GOAL:
Can you reproduce every entry below word for word, with each line exactly as it is?

DATASET RECORDS:
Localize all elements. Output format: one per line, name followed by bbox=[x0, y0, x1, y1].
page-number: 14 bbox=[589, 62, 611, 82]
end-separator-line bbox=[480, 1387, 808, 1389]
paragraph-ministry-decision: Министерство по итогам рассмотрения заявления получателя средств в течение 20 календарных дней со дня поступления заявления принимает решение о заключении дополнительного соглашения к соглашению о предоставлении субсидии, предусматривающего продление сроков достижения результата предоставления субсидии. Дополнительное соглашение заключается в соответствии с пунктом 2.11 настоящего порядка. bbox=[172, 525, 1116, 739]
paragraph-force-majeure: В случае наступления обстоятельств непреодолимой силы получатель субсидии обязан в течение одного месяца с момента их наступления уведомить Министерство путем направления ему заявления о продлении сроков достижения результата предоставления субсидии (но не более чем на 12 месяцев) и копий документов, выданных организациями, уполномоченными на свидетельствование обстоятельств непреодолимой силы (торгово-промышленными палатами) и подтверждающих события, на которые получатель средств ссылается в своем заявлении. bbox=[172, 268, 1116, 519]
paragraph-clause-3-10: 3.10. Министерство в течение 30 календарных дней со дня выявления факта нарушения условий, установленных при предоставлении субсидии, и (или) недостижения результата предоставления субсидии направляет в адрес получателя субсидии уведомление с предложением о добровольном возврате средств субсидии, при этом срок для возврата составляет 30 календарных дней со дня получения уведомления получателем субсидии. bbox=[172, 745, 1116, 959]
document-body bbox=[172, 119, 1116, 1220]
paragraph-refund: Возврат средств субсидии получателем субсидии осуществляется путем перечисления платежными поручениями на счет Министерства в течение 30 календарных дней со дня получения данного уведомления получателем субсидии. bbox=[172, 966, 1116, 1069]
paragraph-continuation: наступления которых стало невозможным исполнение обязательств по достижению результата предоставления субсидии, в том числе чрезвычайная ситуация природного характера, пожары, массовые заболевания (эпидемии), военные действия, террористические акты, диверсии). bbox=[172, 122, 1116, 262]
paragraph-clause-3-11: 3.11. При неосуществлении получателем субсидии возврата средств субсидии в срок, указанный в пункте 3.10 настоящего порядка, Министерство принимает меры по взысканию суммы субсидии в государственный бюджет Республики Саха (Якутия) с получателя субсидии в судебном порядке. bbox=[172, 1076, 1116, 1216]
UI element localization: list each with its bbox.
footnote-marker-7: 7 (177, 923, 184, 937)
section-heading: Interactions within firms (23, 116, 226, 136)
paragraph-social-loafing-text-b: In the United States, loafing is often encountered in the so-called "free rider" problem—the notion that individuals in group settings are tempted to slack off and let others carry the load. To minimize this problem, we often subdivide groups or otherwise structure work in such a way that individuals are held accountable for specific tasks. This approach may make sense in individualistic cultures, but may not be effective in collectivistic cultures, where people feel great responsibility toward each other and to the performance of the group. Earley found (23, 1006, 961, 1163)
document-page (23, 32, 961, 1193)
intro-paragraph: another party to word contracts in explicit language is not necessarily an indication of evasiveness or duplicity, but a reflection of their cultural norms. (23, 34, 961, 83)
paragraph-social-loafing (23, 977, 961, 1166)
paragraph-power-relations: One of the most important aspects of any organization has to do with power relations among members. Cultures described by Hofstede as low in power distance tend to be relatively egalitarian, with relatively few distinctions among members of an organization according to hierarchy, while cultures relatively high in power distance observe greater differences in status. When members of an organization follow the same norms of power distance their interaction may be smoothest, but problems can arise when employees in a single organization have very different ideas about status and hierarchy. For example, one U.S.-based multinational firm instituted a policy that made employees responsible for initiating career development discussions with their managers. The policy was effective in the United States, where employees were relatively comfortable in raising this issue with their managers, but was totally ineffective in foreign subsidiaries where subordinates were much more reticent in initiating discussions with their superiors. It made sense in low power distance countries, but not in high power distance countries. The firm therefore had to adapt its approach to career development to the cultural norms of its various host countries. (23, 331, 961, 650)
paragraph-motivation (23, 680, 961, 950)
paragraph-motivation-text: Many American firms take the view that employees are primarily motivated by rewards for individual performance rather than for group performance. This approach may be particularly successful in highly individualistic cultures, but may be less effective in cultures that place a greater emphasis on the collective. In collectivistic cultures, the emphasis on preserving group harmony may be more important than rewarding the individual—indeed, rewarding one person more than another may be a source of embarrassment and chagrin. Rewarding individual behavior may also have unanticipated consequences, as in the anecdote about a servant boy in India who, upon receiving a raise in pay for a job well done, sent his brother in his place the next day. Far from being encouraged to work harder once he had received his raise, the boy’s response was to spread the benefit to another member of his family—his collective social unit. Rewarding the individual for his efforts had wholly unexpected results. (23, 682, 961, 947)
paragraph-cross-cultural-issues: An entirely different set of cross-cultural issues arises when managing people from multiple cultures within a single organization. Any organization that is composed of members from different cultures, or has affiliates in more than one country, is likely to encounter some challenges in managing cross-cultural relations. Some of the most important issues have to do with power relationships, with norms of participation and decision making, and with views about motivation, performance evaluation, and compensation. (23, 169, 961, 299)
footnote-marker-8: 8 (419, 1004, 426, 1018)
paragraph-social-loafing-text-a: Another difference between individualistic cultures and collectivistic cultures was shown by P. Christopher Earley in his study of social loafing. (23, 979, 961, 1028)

SOLUTION FOR THIS TASK:
Localize all elements. Output format: one per line, name followed by bbox=[x0, y0, x1, y1].
page-number: 14 bbox=[589, 62, 611, 82]
end-separator-line bbox=[480, 1387, 808, 1389]
paragraph-ministry-decision: Министерство по итогам рассмотрения заявления получателя средств в течение 20 календарных дней со дня поступления заявления принимает решение о заключении дополнительного соглашения к соглашению о предоставлении субсидии, предусматривающего продление сроков достижения результата предоставления субсидии. Дополнительное соглашение заключается в соответствии с пунктом 2.11 настоящего порядка. bbox=[172, 525, 1116, 739]
paragraph-force-majeure: В случае наступления обстоятельств непреодолимой силы получатель субсидии обязан в течение одного месяца с момента их наступления уведомить Министерство путем направления ему заявления о продлении сроков достижения результата предоставления субсидии (но не более чем на 12 месяцев) и копий документов, выданных организациями, уполномоченными на свидетельствование обстоятельств непреодолимой силы (торгово-промышленными палатами) и подтверждающих события, на которые получатель средств ссылается в своем заявлении. bbox=[172, 268, 1116, 519]
paragraph-clause-3-10: 3.10. Министерство в течение 30 календарных дней со дня выявления факта нарушения условий, установленных при предоставлении субсидии, и (или) недостижения результата предоставления субсидии направляет в адрес получателя субсидии уведомление с предложением о добровольном возврате средств субсидии, при этом срок для возврата составляет 30 календарных дней со дня получения уведомления получателем субсидии. bbox=[172, 745, 1116, 959]
document-body bbox=[172, 119, 1116, 1220]
paragraph-refund: Возврат средств субсидии получателем субсидии осуществляется путем перечисления платежными поручениями на счет Министерства в течение 30 календарных дней со дня получения данного уведомления получателем субсидии. bbox=[172, 966, 1116, 1069]
paragraph-continuation: наступления которых стало невозможным исполнение обязательств по достижению результата предоставления субсидии, в том числе чрезвычайная ситуация природного характера, пожары, массовые заболевания (эпидемии), военные действия, террористические акты, диверсии). bbox=[172, 122, 1116, 262]
paragraph-clause-3-11: 3.11. При неосуществлении получателем субсидии возврата средств субсидии в срок, указанный в пункте 3.10 настоящего порядка, Министерство принимает меры по взысканию суммы субсидии в государственный бюджет Республики Саха (Якутия) с получателя субсидии в судебном порядке. bbox=[172, 1076, 1116, 1216]
UI element localization: list each with its bbox.
footnote-marker-7: 7 (177, 923, 184, 937)
section-heading: Interactions within firms (23, 116, 226, 136)
paragraph-social-loafing-text-b: In the United States, loafing is often encountered in the so-called "free rider" problem—the notion that individuals in group settings are tempted to slack off and let others carry the load. To minimize this problem, we often subdivide groups or otherwise structure work in such a way that individuals are held accountable for specific tasks. This approach may make sense in individualistic cultures, but may not be effective in collectivistic cultures, where people feel great responsibility toward each other and to the performance of the group. Earley found (23, 1006, 961, 1163)
document-page (23, 32, 961, 1193)
intro-paragraph: another party to word contracts in explicit language is not necessarily an indication of evasiveness or duplicity, but a reflection of their cultural norms. (23, 34, 961, 83)
paragraph-social-loafing (23, 977, 961, 1166)
paragraph-power-relations: One of the most important aspects of any organization has to do with power relations among members. Cultures described by Hofstede as low in power distance tend to be relatively egalitarian, with relatively few distinctions among members of an organization according to hierarchy, while cultures relatively high in power distance observe greater differences in status. When members of an organization follow the same norms of power distance their interaction may be smoothest, but problems can arise when employees in a single organization have very different ideas about status and hierarchy. For example, one U.S.-based multinational firm instituted a policy that made employees responsible for initiating career development discussions with their managers. The policy was effective in the United States, where employees were relatively comfortable in raising this issue with their managers, but was totally ineffective in foreign subsidiaries where subordinates were much more reticent in initiating discussions with their superiors. It made sense in low power distance countries, but not in high power distance countries. The firm therefore had to adapt its approach to career development to the cultural norms of its various host countries. (23, 331, 961, 650)
paragraph-motivation (23, 680, 961, 950)
paragraph-motivation-text: Many American firms take the view that employees are primarily motivated by rewards for individual performance rather than for group performance. This approach may be particularly successful in highly individualistic cultures, but may be less effective in cultures that place a greater emphasis on the collective. In collectivistic cultures, the emphasis on preserving group harmony may be more important than rewarding the individual—indeed, rewarding one person more than another may be a source of embarrassment and chagrin. Rewarding individual behavior may also have unanticipated consequences, as in the anecdote about a servant boy in India who, upon receiving a raise in pay for a job well done, sent his brother in his place the next day. Far from being encouraged to work harder once he had received his raise, the boy’s response was to spread the benefit to another member of his family—his collective social unit. Rewarding the individual for his efforts had wholly unexpected results. (23, 682, 961, 947)
paragraph-cross-cultural-issues: An entirely different set of cross-cultural issues arises when managing people from multiple cultures within a single organization. Any organization that is composed of members from different cultures, or has affiliates in more than one country, is likely to encounter some challenges in managing cross-cultural relations. Some of the most important issues have to do with power relationships, with norms of participation and decision making, and with views about motivation, performance evaluation, and compensation. (23, 169, 961, 299)
footnote-marker-8: 8 (419, 1004, 426, 1018)
paragraph-social-loafing-text-a: Another difference between individualistic cultures and collectivistic cultures was shown by P. Christopher Earley in his study of social loafing. (23, 979, 961, 1028)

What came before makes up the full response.